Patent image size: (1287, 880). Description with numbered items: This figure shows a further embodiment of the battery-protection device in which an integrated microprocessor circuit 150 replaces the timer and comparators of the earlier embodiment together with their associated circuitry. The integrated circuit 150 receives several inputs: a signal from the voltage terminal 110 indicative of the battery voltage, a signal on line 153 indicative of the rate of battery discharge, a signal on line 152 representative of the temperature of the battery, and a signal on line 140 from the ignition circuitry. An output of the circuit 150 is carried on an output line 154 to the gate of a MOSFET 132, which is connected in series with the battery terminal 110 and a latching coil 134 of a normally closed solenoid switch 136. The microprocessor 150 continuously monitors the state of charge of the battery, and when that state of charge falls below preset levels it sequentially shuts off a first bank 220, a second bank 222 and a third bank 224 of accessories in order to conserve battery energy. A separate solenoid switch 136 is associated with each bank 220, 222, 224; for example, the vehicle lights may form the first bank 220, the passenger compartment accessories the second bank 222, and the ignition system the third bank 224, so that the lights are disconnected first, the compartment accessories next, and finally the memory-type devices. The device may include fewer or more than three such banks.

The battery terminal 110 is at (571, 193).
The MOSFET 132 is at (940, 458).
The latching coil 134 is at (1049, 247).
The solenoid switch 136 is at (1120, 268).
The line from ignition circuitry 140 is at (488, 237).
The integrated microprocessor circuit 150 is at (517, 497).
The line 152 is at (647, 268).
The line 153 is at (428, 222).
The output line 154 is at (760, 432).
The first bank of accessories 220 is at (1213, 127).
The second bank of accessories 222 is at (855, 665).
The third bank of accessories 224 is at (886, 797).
------------------------------------------------
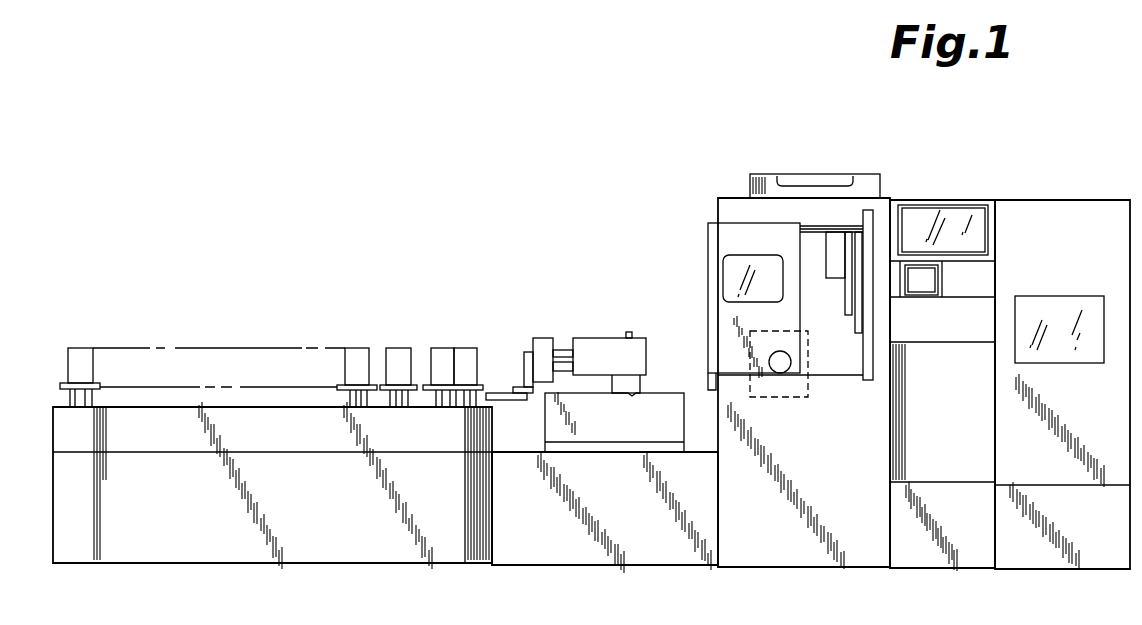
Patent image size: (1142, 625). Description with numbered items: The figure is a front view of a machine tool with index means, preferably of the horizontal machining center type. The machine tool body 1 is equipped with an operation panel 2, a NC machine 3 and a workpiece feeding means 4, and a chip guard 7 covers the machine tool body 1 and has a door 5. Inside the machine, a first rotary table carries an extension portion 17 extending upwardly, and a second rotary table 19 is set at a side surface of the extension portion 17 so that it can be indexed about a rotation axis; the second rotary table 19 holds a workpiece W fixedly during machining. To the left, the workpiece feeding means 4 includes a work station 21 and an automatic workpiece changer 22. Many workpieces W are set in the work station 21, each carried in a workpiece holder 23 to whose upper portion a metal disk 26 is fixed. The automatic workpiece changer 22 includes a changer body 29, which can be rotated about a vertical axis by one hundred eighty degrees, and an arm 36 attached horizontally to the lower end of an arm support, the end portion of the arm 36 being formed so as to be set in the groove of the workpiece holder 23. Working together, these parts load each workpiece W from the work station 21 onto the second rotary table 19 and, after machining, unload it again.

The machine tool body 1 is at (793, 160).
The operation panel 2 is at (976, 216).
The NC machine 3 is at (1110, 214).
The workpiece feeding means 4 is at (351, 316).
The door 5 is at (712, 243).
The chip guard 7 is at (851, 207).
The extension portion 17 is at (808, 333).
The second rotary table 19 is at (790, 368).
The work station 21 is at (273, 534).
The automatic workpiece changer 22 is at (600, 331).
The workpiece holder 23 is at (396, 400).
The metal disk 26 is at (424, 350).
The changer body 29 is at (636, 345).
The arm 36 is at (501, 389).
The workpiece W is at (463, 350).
------------------------------------------------
## Do this
Copy the entries word for word, from the line containing "Patent image size: (1142, 625)." through the line containing "The workpiece W is at (463, 350).", including both of those lines.

## Correct result
Patent image size: (1142, 625). Description with numbered items: The figure is a front view of a machine tool with index means, preferably of the horizontal machining center type. The machine tool body 1 is equipped with an operation panel 2, a NC machine 3 and a workpiece feeding means 4, and a chip guard 7 covers the machine tool body 1 and has a door 5. Inside the machine, a first rotary table carries an extension portion 17 extending upwardly, and a second rotary table 19 is set at a side surface of the extension portion 17 so that it can be indexed about a rotation axis; the second rotary table 19 holds a workpiece W fixedly during machining. To the left, the workpiece feeding means 4 includes a work station 21 and an automatic workpiece changer 22. Many workpieces W are set in the work station 21, each carried in a workpiece holder 23 to whose upper portion a metal disk 26 is fixed. The automatic workpiece changer 22 includes a changer body 29, which can be rotated about a vertical axis by one hundred eighty degrees, and an arm 36 attached horizontally to the lower end of an arm support, the end portion of the arm 36 being formed so as to be set in the groove of the workpiece holder 23. Working together, these parts load each workpiece W from the work station 21 onto the second rotary table 19 and, after machining, unload it again.

The machine tool body 1 is at (793, 160).
The operation panel 2 is at (976, 216).
The NC machine 3 is at (1110, 214).
The workpiece feeding means 4 is at (351, 316).
The door 5 is at (712, 243).
The chip guard 7 is at (851, 207).
The extension portion 17 is at (808, 333).
The second rotary table 19 is at (790, 368).
The work station 21 is at (273, 534).
The automatic workpiece changer 22 is at (600, 331).
The workpiece holder 23 is at (396, 400).
The metal disk 26 is at (424, 350).
The changer body 29 is at (636, 345).
The arm 36 is at (501, 389).
The workpiece W is at (463, 350).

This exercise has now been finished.